-- Task prompt --
Without the images, output each record below as it stands.

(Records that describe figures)
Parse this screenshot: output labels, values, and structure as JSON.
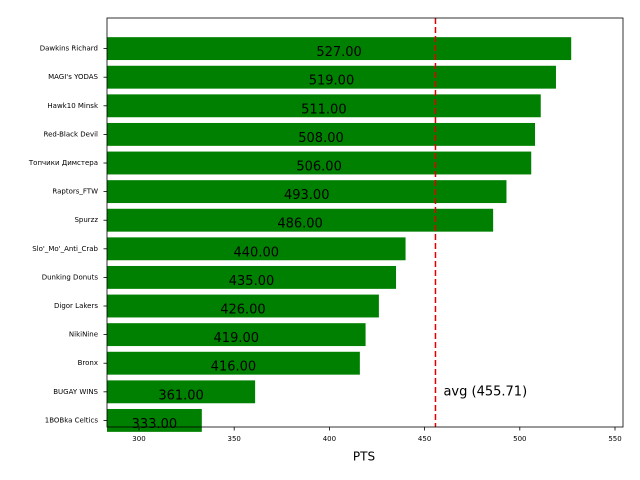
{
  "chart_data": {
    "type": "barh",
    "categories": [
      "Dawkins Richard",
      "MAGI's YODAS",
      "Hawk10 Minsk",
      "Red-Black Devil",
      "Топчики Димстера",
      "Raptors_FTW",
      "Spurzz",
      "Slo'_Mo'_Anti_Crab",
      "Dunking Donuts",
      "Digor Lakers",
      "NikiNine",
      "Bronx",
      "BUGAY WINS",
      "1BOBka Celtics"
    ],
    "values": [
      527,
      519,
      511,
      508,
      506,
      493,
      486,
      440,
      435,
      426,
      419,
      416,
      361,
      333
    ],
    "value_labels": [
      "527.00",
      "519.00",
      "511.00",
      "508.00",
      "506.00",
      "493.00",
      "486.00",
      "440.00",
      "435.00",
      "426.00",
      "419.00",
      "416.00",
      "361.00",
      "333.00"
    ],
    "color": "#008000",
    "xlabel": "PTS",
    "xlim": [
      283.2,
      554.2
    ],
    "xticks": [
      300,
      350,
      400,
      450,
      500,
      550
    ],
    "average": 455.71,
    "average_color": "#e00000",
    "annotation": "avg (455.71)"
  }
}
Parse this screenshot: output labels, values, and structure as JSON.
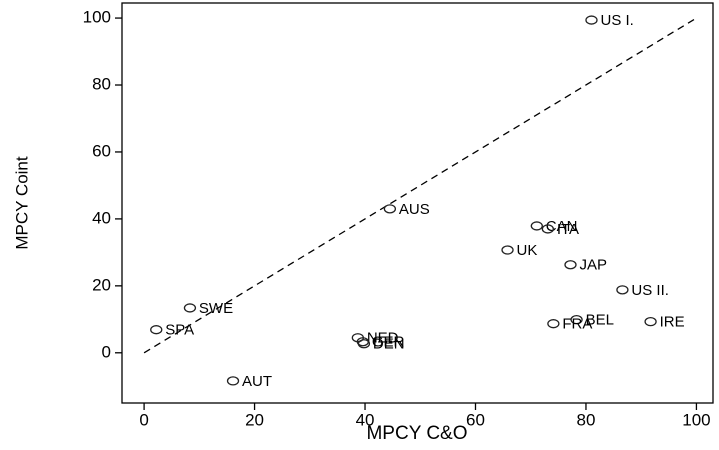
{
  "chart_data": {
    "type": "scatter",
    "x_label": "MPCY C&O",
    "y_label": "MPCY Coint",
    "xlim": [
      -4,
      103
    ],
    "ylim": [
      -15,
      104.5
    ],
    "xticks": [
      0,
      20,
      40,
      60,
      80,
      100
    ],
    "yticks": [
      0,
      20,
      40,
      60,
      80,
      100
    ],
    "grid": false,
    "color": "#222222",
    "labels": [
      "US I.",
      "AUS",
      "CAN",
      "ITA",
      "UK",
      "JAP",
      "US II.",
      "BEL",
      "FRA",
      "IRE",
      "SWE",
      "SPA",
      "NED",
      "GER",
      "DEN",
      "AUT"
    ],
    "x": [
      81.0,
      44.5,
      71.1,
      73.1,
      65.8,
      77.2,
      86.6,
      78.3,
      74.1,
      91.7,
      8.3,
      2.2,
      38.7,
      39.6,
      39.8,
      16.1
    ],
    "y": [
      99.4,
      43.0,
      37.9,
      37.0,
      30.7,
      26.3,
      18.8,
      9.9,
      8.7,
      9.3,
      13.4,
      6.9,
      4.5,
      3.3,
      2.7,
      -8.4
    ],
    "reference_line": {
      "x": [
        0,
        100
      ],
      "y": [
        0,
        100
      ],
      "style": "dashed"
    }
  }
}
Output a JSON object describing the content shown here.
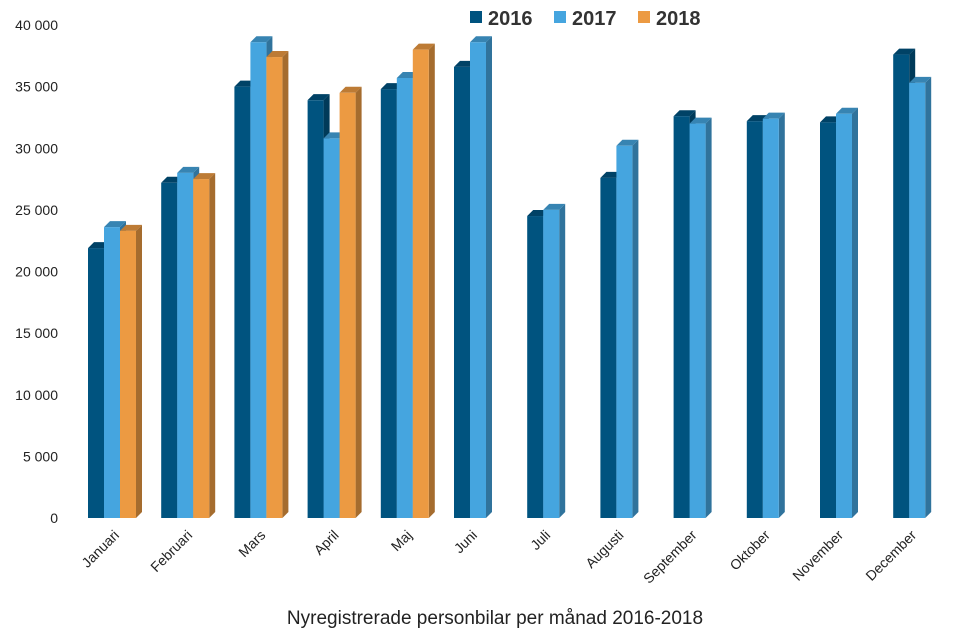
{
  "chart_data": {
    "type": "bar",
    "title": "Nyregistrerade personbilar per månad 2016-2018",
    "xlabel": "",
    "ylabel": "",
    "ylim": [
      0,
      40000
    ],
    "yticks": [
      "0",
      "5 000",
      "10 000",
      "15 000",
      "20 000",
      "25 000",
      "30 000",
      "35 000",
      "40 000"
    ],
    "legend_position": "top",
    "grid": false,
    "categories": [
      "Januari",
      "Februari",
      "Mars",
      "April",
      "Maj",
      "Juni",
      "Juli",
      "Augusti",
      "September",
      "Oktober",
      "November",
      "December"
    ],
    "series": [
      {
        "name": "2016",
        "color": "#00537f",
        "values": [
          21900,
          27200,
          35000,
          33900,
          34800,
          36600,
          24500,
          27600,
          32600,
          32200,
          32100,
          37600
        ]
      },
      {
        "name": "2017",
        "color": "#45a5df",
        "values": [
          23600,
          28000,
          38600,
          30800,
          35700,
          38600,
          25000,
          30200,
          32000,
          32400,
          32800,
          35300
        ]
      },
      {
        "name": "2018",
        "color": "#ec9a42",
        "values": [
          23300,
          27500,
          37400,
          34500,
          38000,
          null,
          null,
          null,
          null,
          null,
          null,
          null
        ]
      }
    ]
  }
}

-- Exercise answer --
Parse this screenshot: output labels, values, and structure as JSON.
{
  "chart_data": {
    "type": "barh",
    "categories": [
      "Dawkins Richard",
      "MAGI's YODAS",
      "Hawk10 Minsk",
      "Red-Black Devil",
      "Топчики Димстера",
      "Raptors_FTW",
      "Spurzz",
      "Slo'_Mo'_Anti_Crab",
      "Dunking Donuts",
      "Digor Lakers",
      "NikiNine",
      "Bronx",
      "BUGAY WINS",
      "1BOBka Celtics"
    ],
    "values": [
      527,
      519,
      511,
      508,
      506,
      493,
      486,
      440,
      435,
      426,
      419,
      416,
      361,
      333
    ],
    "value_labels": [
      "527.00",
      "519.00",
      "511.00",
      "508.00",
      "506.00",
      "493.00",
      "486.00",
      "440.00",
      "435.00",
      "426.00",
      "419.00",
      "416.00",
      "361.00",
      "333.00"
    ],
    "color": "#008000",
    "xlabel": "PTS",
    "xlim": [
      283.2,
      554.2
    ],
    "xticks": [
      300,
      350,
      400,
      450,
      500,
      550
    ],
    "average": 455.71,
    "average_color": "#e00000",
    "annotation": "avg (455.71)"
  }
}
Parse this screenshot: output labels, values, and structure as JSON.
{
  "chart_data": {
    "type": "scatter",
    "x_label": "MPCY C&O",
    "y_label": "MPCY Coint",
    "xlim": [
      -4,
      103
    ],
    "ylim": [
      -15,
      104.5
    ],
    "xticks": [
      0,
      20,
      40,
      60,
      80,
      100
    ],
    "yticks": [
      0,
      20,
      40,
      60,
      80,
      100
    ],
    "grid": false,
    "color": "#222222",
    "labels": [
      "US I.",
      "AUS",
      "CAN",
      "ITA",
      "UK",
      "JAP",
      "US II.",
      "BEL",
      "FRA",
      "IRE",
      "SWE",
      "SPA",
      "NED",
      "GER",
      "DEN",
      "AUT"
    ],
    "x": [
      81.0,
      44.5,
      71.1,
      73.1,
      65.8,
      77.2,
      86.6,
      78.3,
      74.1,
      91.7,
      8.3,
      2.2,
      38.7,
      39.6,
      39.8,
      16.1
    ],
    "y": [
      99.4,
      43.0,
      37.9,
      37.0,
      30.7,
      26.3,
      18.8,
      9.9,
      8.7,
      9.3,
      13.4,
      6.9,
      4.5,
      3.3,
      2.7,
      -8.4
    ],
    "reference_line": {
      "x": [
        0,
        100
      ],
      "y": [
        0,
        100
      ],
      "style": "dashed"
    }
  }
}
Output a JSON object describing the content shown here.
{
  "chart_data": {
    "type": "bar",
    "title": "Nyregistrerade personbilar per månad 2016-2018",
    "xlabel": "",
    "ylabel": "",
    "ylim": [
      0,
      40000
    ],
    "yticks": [
      "0",
      "5 000",
      "10 000",
      "15 000",
      "20 000",
      "25 000",
      "30 000",
      "35 000",
      "40 000"
    ],
    "legend_position": "top",
    "grid": false,
    "categories": [
      "Januari",
      "Februari",
      "Mars",
      "April",
      "Maj",
      "Juni",
      "Juli",
      "Augusti",
      "September",
      "Oktober",
      "November",
      "December"
    ],
    "series": [
      {
        "name": "2016",
        "color": "#00537f",
        "values": [
          21900,
          27200,
          35000,
          33900,
          34800,
          36600,
          24500,
          27600,
          32600,
          32200,
          32100,
          37600
        ]
      },
      {
        "name": "2017",
        "color": "#45a5df",
        "values": [
          23600,
          28000,
          38600,
          30800,
          35700,
          38600,
          25000,
          30200,
          32000,
          32400,
          32800,
          35300
        ]
      },
      {
        "name": "2018",
        "color": "#ec9a42",
        "values": [
          23300,
          27500,
          37400,
          34500,
          38000,
          null,
          null,
          null,
          null,
          null,
          null,
          null
        ]
      }
    ]
  }
}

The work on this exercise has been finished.